• Written instruction: Gather, from the data below, each line in which the word "Empleo" occurs.

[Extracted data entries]

══════

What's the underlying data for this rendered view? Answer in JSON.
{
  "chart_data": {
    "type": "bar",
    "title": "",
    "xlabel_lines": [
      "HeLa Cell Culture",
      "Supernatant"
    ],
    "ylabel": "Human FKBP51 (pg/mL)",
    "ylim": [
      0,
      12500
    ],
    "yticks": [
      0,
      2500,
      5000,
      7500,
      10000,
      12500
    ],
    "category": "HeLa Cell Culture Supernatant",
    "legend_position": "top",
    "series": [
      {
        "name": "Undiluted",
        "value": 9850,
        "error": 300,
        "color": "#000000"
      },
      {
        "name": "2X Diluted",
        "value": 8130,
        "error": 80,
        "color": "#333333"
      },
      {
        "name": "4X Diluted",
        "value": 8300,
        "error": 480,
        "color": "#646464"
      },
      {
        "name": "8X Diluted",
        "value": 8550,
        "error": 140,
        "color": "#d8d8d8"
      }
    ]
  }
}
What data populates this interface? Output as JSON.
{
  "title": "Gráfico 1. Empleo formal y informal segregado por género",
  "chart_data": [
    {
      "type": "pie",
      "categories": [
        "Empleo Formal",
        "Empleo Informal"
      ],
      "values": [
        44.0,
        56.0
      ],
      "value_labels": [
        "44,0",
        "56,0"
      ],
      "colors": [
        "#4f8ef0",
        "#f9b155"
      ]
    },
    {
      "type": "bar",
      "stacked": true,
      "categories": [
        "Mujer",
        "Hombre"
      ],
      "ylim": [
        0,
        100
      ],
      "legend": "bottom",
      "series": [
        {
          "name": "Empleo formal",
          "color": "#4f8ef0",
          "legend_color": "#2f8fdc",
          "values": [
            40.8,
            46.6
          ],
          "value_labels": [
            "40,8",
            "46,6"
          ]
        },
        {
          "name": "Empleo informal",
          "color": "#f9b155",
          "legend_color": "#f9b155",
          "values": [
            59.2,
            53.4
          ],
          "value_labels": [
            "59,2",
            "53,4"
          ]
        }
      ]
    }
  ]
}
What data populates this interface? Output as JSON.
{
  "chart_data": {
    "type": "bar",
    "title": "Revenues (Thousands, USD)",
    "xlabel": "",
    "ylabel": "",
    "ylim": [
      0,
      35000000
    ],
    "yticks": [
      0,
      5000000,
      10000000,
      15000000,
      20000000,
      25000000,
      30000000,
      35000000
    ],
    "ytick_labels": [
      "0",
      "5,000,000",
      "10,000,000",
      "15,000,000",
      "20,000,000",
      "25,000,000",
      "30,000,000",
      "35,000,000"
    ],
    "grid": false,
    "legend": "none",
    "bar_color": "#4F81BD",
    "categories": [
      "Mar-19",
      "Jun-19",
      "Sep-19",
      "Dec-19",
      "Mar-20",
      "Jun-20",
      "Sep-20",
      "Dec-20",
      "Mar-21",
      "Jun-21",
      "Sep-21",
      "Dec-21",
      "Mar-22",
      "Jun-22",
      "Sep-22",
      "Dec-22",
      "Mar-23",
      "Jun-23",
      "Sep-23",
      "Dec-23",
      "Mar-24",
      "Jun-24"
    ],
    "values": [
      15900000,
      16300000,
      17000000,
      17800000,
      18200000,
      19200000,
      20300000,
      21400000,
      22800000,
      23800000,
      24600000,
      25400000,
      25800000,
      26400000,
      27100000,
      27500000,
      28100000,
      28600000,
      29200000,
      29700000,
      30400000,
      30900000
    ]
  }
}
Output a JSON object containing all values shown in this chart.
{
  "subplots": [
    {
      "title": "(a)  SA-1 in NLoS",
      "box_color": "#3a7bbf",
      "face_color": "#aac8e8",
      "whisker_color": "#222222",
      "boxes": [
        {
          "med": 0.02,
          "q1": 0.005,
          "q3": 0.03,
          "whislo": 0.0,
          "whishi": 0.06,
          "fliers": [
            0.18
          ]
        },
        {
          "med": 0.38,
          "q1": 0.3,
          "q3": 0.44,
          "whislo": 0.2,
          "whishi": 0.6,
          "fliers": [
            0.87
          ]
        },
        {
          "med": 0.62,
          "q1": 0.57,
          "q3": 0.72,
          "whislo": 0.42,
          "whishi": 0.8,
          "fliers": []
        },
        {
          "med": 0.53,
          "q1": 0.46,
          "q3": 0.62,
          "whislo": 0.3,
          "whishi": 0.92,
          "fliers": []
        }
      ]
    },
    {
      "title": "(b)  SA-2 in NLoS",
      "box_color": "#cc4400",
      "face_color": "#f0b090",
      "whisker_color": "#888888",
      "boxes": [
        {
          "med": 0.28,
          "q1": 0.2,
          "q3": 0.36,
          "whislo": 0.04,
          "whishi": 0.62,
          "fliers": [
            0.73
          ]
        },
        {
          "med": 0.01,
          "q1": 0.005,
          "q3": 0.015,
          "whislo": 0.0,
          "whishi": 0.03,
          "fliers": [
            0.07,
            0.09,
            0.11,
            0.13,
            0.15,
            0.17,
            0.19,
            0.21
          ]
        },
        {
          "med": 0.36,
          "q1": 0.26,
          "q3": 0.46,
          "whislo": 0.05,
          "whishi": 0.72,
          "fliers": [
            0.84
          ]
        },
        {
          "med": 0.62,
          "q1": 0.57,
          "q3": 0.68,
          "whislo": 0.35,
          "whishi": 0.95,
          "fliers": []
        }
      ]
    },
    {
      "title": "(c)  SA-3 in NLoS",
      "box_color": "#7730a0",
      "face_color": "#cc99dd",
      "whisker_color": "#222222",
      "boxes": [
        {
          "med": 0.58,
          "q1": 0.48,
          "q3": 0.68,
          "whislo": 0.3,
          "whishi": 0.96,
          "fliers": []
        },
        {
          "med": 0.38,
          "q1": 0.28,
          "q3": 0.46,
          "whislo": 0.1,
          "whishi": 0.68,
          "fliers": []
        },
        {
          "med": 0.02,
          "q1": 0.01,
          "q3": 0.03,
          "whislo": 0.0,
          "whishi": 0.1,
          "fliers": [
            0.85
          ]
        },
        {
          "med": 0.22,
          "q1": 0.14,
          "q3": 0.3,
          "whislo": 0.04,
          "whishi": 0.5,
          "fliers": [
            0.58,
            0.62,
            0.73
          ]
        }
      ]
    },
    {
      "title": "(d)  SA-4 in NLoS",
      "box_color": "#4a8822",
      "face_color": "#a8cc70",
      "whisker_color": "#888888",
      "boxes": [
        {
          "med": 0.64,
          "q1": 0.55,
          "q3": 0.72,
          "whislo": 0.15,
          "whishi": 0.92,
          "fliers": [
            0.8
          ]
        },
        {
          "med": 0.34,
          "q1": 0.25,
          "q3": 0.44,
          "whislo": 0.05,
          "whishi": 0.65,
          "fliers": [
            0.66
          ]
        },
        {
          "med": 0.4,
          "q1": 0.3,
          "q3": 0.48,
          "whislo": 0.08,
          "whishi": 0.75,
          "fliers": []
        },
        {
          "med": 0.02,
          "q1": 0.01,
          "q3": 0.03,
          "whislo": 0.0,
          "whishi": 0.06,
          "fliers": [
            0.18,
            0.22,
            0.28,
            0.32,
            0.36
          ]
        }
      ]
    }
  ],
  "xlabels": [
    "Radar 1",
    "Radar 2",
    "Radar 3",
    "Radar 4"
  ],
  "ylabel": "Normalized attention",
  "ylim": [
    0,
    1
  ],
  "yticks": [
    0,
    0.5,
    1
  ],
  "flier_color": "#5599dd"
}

══════

• Finished answer:
  "title": "Gráfico 1. Empleo formal y informal segregado por género",
        "Empleo Formal",
        "Empleo Informal"
          "name": "Empleo formal",
          "name": "Empleo informal",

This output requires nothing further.